- **Dataset entries**
---*---
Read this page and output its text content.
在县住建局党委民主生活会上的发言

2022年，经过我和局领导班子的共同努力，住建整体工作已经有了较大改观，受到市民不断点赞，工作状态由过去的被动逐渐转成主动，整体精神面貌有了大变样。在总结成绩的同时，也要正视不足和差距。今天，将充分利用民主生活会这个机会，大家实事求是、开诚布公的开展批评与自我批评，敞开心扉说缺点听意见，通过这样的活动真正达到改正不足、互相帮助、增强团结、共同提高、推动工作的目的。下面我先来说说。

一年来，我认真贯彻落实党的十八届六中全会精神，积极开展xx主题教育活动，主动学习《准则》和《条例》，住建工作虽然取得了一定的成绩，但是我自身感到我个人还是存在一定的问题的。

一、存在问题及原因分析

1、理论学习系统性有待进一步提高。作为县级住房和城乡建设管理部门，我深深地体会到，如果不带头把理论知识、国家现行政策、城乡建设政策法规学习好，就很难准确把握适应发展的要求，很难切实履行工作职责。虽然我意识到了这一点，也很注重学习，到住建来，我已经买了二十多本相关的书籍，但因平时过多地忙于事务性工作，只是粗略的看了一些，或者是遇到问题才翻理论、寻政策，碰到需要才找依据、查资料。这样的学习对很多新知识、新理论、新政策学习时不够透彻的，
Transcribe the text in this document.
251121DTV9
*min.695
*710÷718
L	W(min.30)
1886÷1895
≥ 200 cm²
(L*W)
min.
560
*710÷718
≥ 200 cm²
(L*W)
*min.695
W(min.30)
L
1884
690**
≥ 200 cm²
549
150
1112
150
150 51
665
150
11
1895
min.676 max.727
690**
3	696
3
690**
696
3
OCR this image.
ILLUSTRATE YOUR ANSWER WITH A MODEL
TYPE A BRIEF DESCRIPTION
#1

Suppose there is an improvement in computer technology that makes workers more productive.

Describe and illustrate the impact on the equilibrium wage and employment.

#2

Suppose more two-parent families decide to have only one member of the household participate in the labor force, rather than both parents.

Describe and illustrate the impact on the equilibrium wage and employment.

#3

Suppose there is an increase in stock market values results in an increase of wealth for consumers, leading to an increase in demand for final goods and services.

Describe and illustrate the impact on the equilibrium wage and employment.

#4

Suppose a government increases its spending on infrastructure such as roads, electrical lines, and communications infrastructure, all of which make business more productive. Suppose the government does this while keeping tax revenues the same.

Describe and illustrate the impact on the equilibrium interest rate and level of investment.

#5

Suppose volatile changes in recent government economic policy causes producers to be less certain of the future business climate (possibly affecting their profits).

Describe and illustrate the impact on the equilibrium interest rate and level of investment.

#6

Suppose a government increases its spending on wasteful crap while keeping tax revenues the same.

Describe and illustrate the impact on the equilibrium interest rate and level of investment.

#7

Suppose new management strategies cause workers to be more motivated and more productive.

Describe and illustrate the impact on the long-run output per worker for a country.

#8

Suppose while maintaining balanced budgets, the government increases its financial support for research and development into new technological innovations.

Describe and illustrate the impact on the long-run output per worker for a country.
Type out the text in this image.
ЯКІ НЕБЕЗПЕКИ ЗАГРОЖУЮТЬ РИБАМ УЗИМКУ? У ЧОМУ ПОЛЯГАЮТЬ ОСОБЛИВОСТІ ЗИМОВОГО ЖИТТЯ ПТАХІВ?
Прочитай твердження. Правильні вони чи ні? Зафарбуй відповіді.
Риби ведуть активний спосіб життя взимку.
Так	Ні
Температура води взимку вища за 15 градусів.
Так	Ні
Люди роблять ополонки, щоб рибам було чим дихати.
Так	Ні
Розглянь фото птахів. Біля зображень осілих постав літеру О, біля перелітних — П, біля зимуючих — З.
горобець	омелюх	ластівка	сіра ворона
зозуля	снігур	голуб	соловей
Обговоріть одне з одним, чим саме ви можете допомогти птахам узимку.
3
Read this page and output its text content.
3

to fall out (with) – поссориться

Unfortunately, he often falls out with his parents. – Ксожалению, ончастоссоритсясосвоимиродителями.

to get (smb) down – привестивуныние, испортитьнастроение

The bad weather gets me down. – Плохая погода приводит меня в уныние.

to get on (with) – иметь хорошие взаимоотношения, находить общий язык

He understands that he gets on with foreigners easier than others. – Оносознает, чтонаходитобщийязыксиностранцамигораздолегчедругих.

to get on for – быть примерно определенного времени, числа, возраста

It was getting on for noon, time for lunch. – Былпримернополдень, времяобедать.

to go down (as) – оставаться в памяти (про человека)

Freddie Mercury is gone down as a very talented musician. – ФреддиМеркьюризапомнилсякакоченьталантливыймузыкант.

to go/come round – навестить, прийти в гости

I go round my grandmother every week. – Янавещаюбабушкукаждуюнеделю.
---*---
All the entries above need to be reproduced exactly.

- **Exercise output**
Read this page and output its text content.
在县住建局党委民主生活会上的发言

2022年，经过我和局领导班子的共同努力，住建整体工作已经有了较大改观，受到市民不断点赞，工作状态由过去的被动逐渐转成主动，整体精神面貌有了大变样。在总结成绩的同时，也要正视不足和差距。今天，将充分利用民主生活会这个机会，大家实事求是、开诚布公的开展批评与自我批评，敞开心扉说缺点听意见，通过这样的活动真正达到改正不足、互相帮助、增强团结、共同提高、推动工作的目的。下面我先来说说。

一年来，我认真贯彻落实党的十八届六中全会精神，积极开展xx主题教育活动，主动学习《准则》和《条例》，住建工作虽然取得了一定的成绩，但是我自身感到我个人还是存在一定的问题的。

一、存在问题及原因分析

1、理论学习系统性有待进一步提高。作为县级住房和城乡建设管理部门，我深深地体会到，如果不带头把理论知识、国家现行政策、城乡建设政策法规学习好，就很难准确把握适应发展的要求，很难切实履行工作职责。虽然我意识到了这一点，也很注重学习，到住建来，我已经买了二十多本相关的书籍，但因平时过多地忙于事务性工作，只是粗略的看了一些，或者是遇到问题才翻理论、寻政策，碰到需要才找依据、查资料。这样的学习对很多新知识、新理论、新政策学习时不够透彻的，
Transcribe the text in this document.
251121DTV9
*min.695
*710÷718
L	W(min.30)
1886÷1895
≥ 200 cm²
(L*W)
min.
560
*710÷718
≥ 200 cm²
(L*W)
*min.695
W(min.30)
L
1884
690**
≥ 200 cm²
549
150
1112
150
150 51
665
150
11
1895
min.676 max.727
690**
3	696
3
690**
696
3
OCR this image.
ILLUSTRATE YOUR ANSWER WITH A MODEL
TYPE A BRIEF DESCRIPTION
#1

Suppose there is an improvement in computer technology that makes workers more productive.

Describe and illustrate the impact on the equilibrium wage and employment.

#2

Suppose more two-parent families decide to have only one member of the household participate in the labor force, rather than both parents.

Describe and illustrate the impact on the equilibrium wage and employment.

#3

Suppose there is an increase in stock market values results in an increase of wealth for consumers, leading to an increase in demand for final goods and services.

Describe and illustrate the impact on the equilibrium wage and employment.

#4

Suppose a government increases its spending on infrastructure such as roads, electrical lines, and communications infrastructure, all of which make business more productive. Suppose the government does this while keeping tax revenues the same.

Describe and illustrate the impact on the equilibrium interest rate and level of investment.

#5

Suppose volatile changes in recent government economic policy causes producers to be less certain of the future business climate (possibly affecting their profits).

Describe and illustrate the impact on the equilibrium interest rate and level of investment.

#6

Suppose a government increases its spending on wasteful crap while keeping tax revenues the same.

Describe and illustrate the impact on the equilibrium interest rate and level of investment.

#7

Suppose new management strategies cause workers to be more motivated and more productive.

Describe and illustrate the impact on the long-run output per worker for a country.

#8

Suppose while maintaining balanced budgets, the government increases its financial support for research and development into new technological innovations.

Describe and illustrate the impact on the long-run output per worker for a country.
Type out the text in this image.
ЯКІ НЕБЕЗПЕКИ ЗАГРОЖУЮТЬ РИБАМ УЗИМКУ? У ЧОМУ ПОЛЯГАЮТЬ ОСОБЛИВОСТІ ЗИМОВОГО ЖИТТЯ ПТАХІВ?
Прочитай твердження. Правильні вони чи ні? Зафарбуй відповіді.
Риби ведуть активний спосіб життя взимку.
Так	Ні
Температура води взимку вища за 15 градусів.
Так	Ні
Люди роблять ополонки, щоб рибам було чим дихати.
Так	Ні
Розглянь фото птахів. Біля зображень осілих постав літеру О, біля перелітних — П, біля зимуючих — З.
горобець	омелюх	ластівка	сіра ворона
зозуля	снігур	голуб	соловей
Обговоріть одне з одним, чим саме ви можете допомогти птахам узимку.
3
Read this page and output its text content.
3

to fall out (with) – поссориться

Unfortunately, he often falls out with his parents. – Ксожалению, ончастоссоритсясосвоимиродителями.

to get (smb) down – привестивуныние, испортитьнастроение

The bad weather gets me down. – Плохая погода приводит меня в уныние.

to get on (with) – иметь хорошие взаимоотношения, находить общий язык

He understands that he gets on with foreigners easier than others. – Оносознает, чтонаходитобщийязыксиностранцамигораздолегчедругих.

to get on for – быть примерно определенного времени, числа, возраста

It was getting on for noon, time for lunch. – Былпримернополдень, времяобедать.

to go down (as) – оставаться в памяти (про человека)

Freddie Mercury is gone down as a very talented musician. – ФреддиМеркьюризапомнилсякакоченьталантливыймузыкант.

to go/come round – навестить, прийти в гости

I go round my grandmother every week. – Янавещаюбабушкукаждуюнеделю.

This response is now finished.